- **Required work**
Return all of the entries word for word, but omit the pictures they contain.

- **Listed entries**
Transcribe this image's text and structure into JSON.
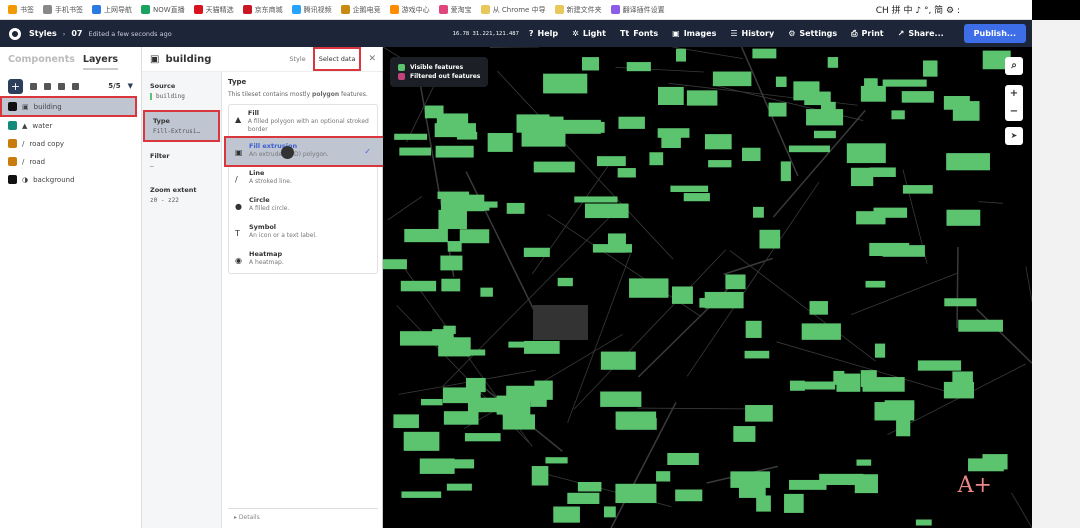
{
  "bookmarks": [
    "书签",
    "手机书签",
    "上网导航",
    "NOW直播",
    "天猫精选",
    "京东商城",
    "腾讯视频",
    "企鹅电竞",
    "游戏中心",
    "爱淘宝",
    "从 Chrome 中导",
    "新建文件夹",
    "翻译插件设置"
  ],
  "ime": "CH 拼 中 ♪ °, 简 ⚙ :",
  "topbar": {
    "app": "Styles",
    "style_name": "07",
    "status": "Edited a few seconds ago",
    "coords": "16.78 31.221,121.487",
    "buttons": [
      "Help",
      "Light",
      "Fonts",
      "Images",
      "History",
      "Settings",
      "Print",
      "Share..."
    ],
    "publish": "Publish..."
  },
  "left": {
    "tabs": [
      "Components",
      "Layers"
    ],
    "count": "5/5",
    "layers": [
      {
        "name": "building",
        "color": "#111111",
        "icon": "cube-icon"
      },
      {
        "name": "water",
        "color": "#138a7a",
        "icon": "fill-icon"
      },
      {
        "name": "road copy",
        "color": "#c97c0c",
        "icon": "line-icon"
      },
      {
        "name": "road",
        "color": "#c97c0c",
        "icon": "line-icon"
      },
      {
        "name": "background",
        "color": "#111111",
        "icon": "background-icon"
      }
    ]
  },
  "editor": {
    "title": "building",
    "tabs": [
      "Style",
      "Select data"
    ],
    "source_label": "Source",
    "source": "building",
    "type_label": "Type",
    "type_value": "Fill-Extrusi…",
    "filter_label": "Filter",
    "filter_value": "—",
    "zoom_label": "Zoom extent",
    "zoom_value": "z0 - z22",
    "type_heading": "Type",
    "type_desc_pre": "This tileset contains mostly ",
    "type_desc_bold": "polygon",
    "type_desc_post": " features.",
    "options": [
      {
        "name": "Fill",
        "desc": "A filled polygon with an optional stroked border",
        "icon": "▲"
      },
      {
        "name": "Fill extrusion",
        "desc": "An extruded (3D) polygon.",
        "icon": "▣",
        "selected": true
      },
      {
        "name": "Line",
        "desc": "A stroked line.",
        "icon": "/"
      },
      {
        "name": "Circle",
        "desc": "A filled circle.",
        "icon": "●"
      },
      {
        "name": "Symbol",
        "desc": "An icon or a text label.",
        "icon": "T"
      },
      {
        "name": "Heatmap",
        "desc": "A heatmap.",
        "icon": "◉"
      }
    ],
    "details": "Details"
  },
  "map": {
    "legend": [
      "Visible features",
      "Filtered out features"
    ],
    "visible_color": "#5cc46e",
    "filtered_color": "#c0437a",
    "watermark": "A+"
  }
}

- **Solved exercise**
Transcribe this image's text and structure into JSON.
{
  "bookmarks": [
    "书签",
    "手机书签",
    "上网导航",
    "NOW直播",
    "天猫精选",
    "京东商城",
    "腾讯视频",
    "企鹅电竞",
    "游戏中心",
    "爱淘宝",
    "从 Chrome 中导",
    "新建文件夹",
    "翻译插件设置"
  ],
  "ime": "CH 拼 中 ♪ °, 简 ⚙ :",
  "topbar": {
    "app": "Styles",
    "style_name": "07",
    "status": "Edited a few seconds ago",
    "coords": "16.78 31.221,121.487",
    "buttons": [
      "Help",
      "Light",
      "Fonts",
      "Images",
      "History",
      "Settings",
      "Print",
      "Share..."
    ],
    "publish": "Publish..."
  },
  "left": {
    "tabs": [
      "Components",
      "Layers"
    ],
    "count": "5/5",
    "layers": [
      {
        "name": "building",
        "color": "#111111",
        "icon": "cube-icon"
      },
      {
        "name": "water",
        "color": "#138a7a",
        "icon": "fill-icon"
      },
      {
        "name": "road copy",
        "color": "#c97c0c",
        "icon": "line-icon"
      },
      {
        "name": "road",
        "color": "#c97c0c",
        "icon": "line-icon"
      },
      {
        "name": "background",
        "color": "#111111",
        "icon": "background-icon"
      }
    ]
  },
  "editor": {
    "title": "building",
    "tabs": [
      "Style",
      "Select data"
    ],
    "source_label": "Source",
    "source": "building",
    "type_label": "Type",
    "type_value": "Fill-Extrusi…",
    "filter_label": "Filter",
    "filter_value": "—",
    "zoom_label": "Zoom extent",
    "zoom_value": "z0 - z22",
    "type_heading": "Type",
    "type_desc_pre": "This tileset contains mostly ",
    "type_desc_bold": "polygon",
    "type_desc_post": " features.",
    "options": [
      {
        "name": "Fill",
        "desc": "A filled polygon with an optional stroked border",
        "icon": "▲"
      },
      {
        "name": "Fill extrusion",
        "desc": "An extruded (3D) polygon.",
        "icon": "▣",
        "selected": true
      },
      {
        "name": "Line",
        "desc": "A stroked line.",
        "icon": "/"
      },
      {
        "name": "Circle",
        "desc": "A filled circle.",
        "icon": "●"
      },
      {
        "name": "Symbol",
        "desc": "An icon or a text label.",
        "icon": "T"
      },
      {
        "name": "Heatmap",
        "desc": "A heatmap.",
        "icon": "◉"
      }
    ],
    "details": "Details"
  },
  "map": {
    "legend": [
      "Visible features",
      "Filtered out features"
    ],
    "visible_color": "#5cc46e",
    "filtered_color": "#c0437a",
    "watermark": "A+"
  }
}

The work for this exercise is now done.